→ **Record set**
______________________________

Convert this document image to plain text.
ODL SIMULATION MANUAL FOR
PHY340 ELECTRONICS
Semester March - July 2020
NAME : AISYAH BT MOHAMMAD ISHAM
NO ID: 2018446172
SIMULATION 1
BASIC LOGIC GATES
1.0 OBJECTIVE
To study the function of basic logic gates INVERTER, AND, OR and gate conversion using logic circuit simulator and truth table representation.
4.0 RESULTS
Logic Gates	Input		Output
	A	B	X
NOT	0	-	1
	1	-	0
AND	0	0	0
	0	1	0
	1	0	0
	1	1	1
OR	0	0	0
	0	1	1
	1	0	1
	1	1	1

______________________________

→ **Exercise task**
Reproduce the material exactly, with every line intact.

→ **Task result**
Convert this document image to plain text.
ODL SIMULATION MANUAL FOR
PHY340 ELECTRONICS
Semester March - July 2020
NAME : AISYAH BT MOHAMMAD ISHAM
NO ID: 2018446172
SIMULATION 1
BASIC LOGIC GATES
1.0 OBJECTIVE
To study the function of basic logic gates INVERTER, AND, OR and gate conversion using logic circuit simulator and truth table representation.
4.0 RESULTS
Logic Gates	Input		Output
	A	B	X
NOT	0	-	1
	1	-	0
AND	0	0	0
	0	1	0
	1	0	0
	1	1	1
OR	0	0	0
	0	1	1
	1	0	1
	1	1	1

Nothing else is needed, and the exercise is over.